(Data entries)

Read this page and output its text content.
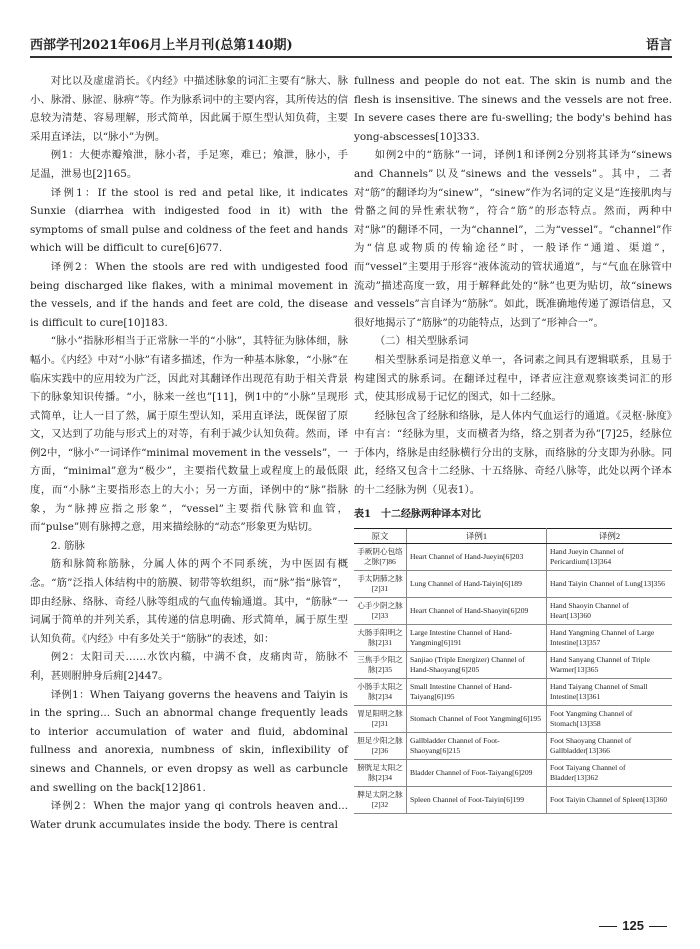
西部学刊2021年06月上半月刊(总第140期)	语言

对比以及虚虚消长。《内经》中描述脉象的词汇主要有“脉大、脉小、脉滑、脉涩、脉痹”等。作为脉系词中的主要内容，其所传达的信息较为清楚、容易理解，形式简单，因此属于原生型认知负荷，主要采用直译法，以“脉小”为例。

例1：大便赤瓣飧泄，脉小者，手足寒，难已；飧泄，脉小，手足温，泄易也[2]165。

译例1：If the stool is red and petal like, it indicates Sunxie (diarrhea with indigested food in it) with the symptoms of small pulse and coldness of the feet and hands which will be difficult to cure[6]677.

译例2：When the stools are red with undigested food being discharged like flakes, with a minimal movement in the vessels, and if the hands and feet are cold, the disease is difficult to cure[10]183.

“脉小”指脉形相当于正常脉一半的“小脉”，其特征为脉体细，脉幅小。《内经》中对“小脉”有诸多描述，作为一种基本脉象，“小脉”在临床实践中的应用较为广泛，因此对其翻译作出现范有助于相关背景下的脉象知识传播。“小，脉来一丝也”[11]，例1中的“小脉”呈现形式简单，让人一目了然，属于原生型认知，采用直译法，既保留了原文，又达到了功能与形式上的对等，有利于减少认知负荷。然而，译例2中，“脉小”一词译作“minimal movement in the vessels”，一方面，“minimal”意为“极少”，主要指代数量上或程度上的最低限度，而“小脉”主要指形态上的大小；另一方面，译例中的“脉”指脉象，为“脉搏应指之形象”，“vessel”主要指代脉管和血管，而“pulse”则有脉搏之意，用来描绘脉的“动态”形象更为贴切。

2. 筋脉

筋和脉简称筋脉，分属人体的两个不同系统，为中医固有概念。“筋”泛指人体结构中的筋膜、韧带等软组织，而“脉”指“脉管”，即由经脉、络脉、奇经八脉等组成的气血传输通道。其中，“筋脉”一词属于简单的并列关系，其传递的信息明确、形式简单，属于原生型认知负荷。《内经》中有多处关于“筋脉”的表述，如：

例2：太阳司天……水饮内稿，中满不食，皮痛肉苛，筋脉不利，甚则胕肿身后痈[2]447。

译例1：When Taiyang governs the heavens and Taiyin is in the spring... Such an abnormal change frequently leads to interior accumulation of water and fluid, abdominal fullness and anorexia, numbness of skin, inflexibility of sinews and Channels, or even dropsy as well as carbuncle and swelling on the back[12]861.

译例2：When the major yang qi controls heaven and... Water drunk accumulates inside the body. There is central

fullness and people do not eat. The skin is numb and the flesh is insensitive. The sinews and the vessels are not free. In severe cases there are fu-swelling; the body's behind has yong-abscesses[10]333.

如例2中的“筋脉”一词，译例1和译例2分别将其译为“sinews and Channels”以及“sinews and the vessels”。其中，二者对“筋”的翻译均为“sinew”，“sinew”作为名词的定义是“连接肌肉与骨骼之间的异性索状物”，符合“筋”的形态特点。然而，两种中对“脉”的翻译不同，一为“channel”，二为“vessel”。“channel”作为“信息或物质的传输途径”时，一般译作“通道、渠道”，而“vessel”主要用于形容“液体流动的管状通道”，与“气血在脉管中流动”描述高度一致，用于解释此处的“脉”也更为贴切，故“sinews and vessels”言自译为“筋脉”。如此，既准确地传递了源语信息，又很好地揭示了“筋脉”的功能特点，达到了“形神合一”。

（二）相关型脉系词

相关型脉系词是指意义单一，各词素之间具有逻辑联系，且易于构建图式的脉系词。在翻译过程中，译者应注意观察该类词汇的形式，使其形成易于记忆的图式，如十二经脉。

经脉包含了经脉和络脉，是人体内气血运行的通道。《灵枢·脉度》中有言：“经脉为里，支而横者为络，络之别者为孙”[7]25，经脉位于体内，络脉是由经脉横行分出的支脉，而络脉的分支即为孙脉。同此，经络又包含十二经脉、十五络脉、奇经八脉等，此处以两个译本的十二经脉为例（见表1）。

表1　十二经脉两种译本对比

原文	译例1	译例2
手厥阴心包络之脉[7]86	Heart Channel of Hand-Jueyin[6]203	Hand Jueyin Channel of Pericardium[13]364
手太阴肺之脉[2]31	Lung Channel of Hand-Taiyin[6]189	Hand Taiyin Channel of Lung[13]356
心手少阴之脉[2]33	Heart Channel of Hand-Shaoyin[6]209	Hand Shaoyin Channel of Heart[13]360
大肠手阳明之脉[2]31	Large Intestine Channel of Hand-Yangming[6]191	Hand Yangming Channel of Large Intestine[13]357
三焦手少阳之脉[2]35	Sanjiao (Triple Energizer) Channel of Hand-Shaoyang[6]205	Hand Sanyang Channel of Triple Warmer[13]365
小肠手太阳之脉[2]34	Small Intestine Channel of Hand-Taiyang[6]195	Hand Taiyang Channel of Small Intestine[13]361
胃足阳明之脉[2]31	Stomach Channel of Foot Yangming[6]195	Foot Yangming Channel of Stomach[13]358
胆足少阳之脉[2]36	Gallbladder Channel of Foot-Shaoyang[6]215	Foot Shaoyang Channel of Gallbladder[13]366
膀胱足太阳之脉[2]34	Bladder Channel of Foot-Taiyang[6]209	Foot Taiyang Channel of Bladder[13]362
脾足太阴之脉[2]32	Spleen Channel of Foot-Taiyin[6]199	Foot Taiyin Channel of Spleen[13]360
125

» **AIM**:
Gather from the entries above all lines that include the string "feet".

» **EXERCISE SOLUTION**:
译例1：If the stool is red and petal like, it indicates Sunxie (diarrhea with indigested food in it) with the symptoms of small pulse and coldness of the feet and hands which will be difficult to cure[6]677.
译例2：When the stools are red with undigested food being discharged like flakes, with a minimal movement in the vessels, and if the hands and feet are cold, the disease is difficult to cure[10]183.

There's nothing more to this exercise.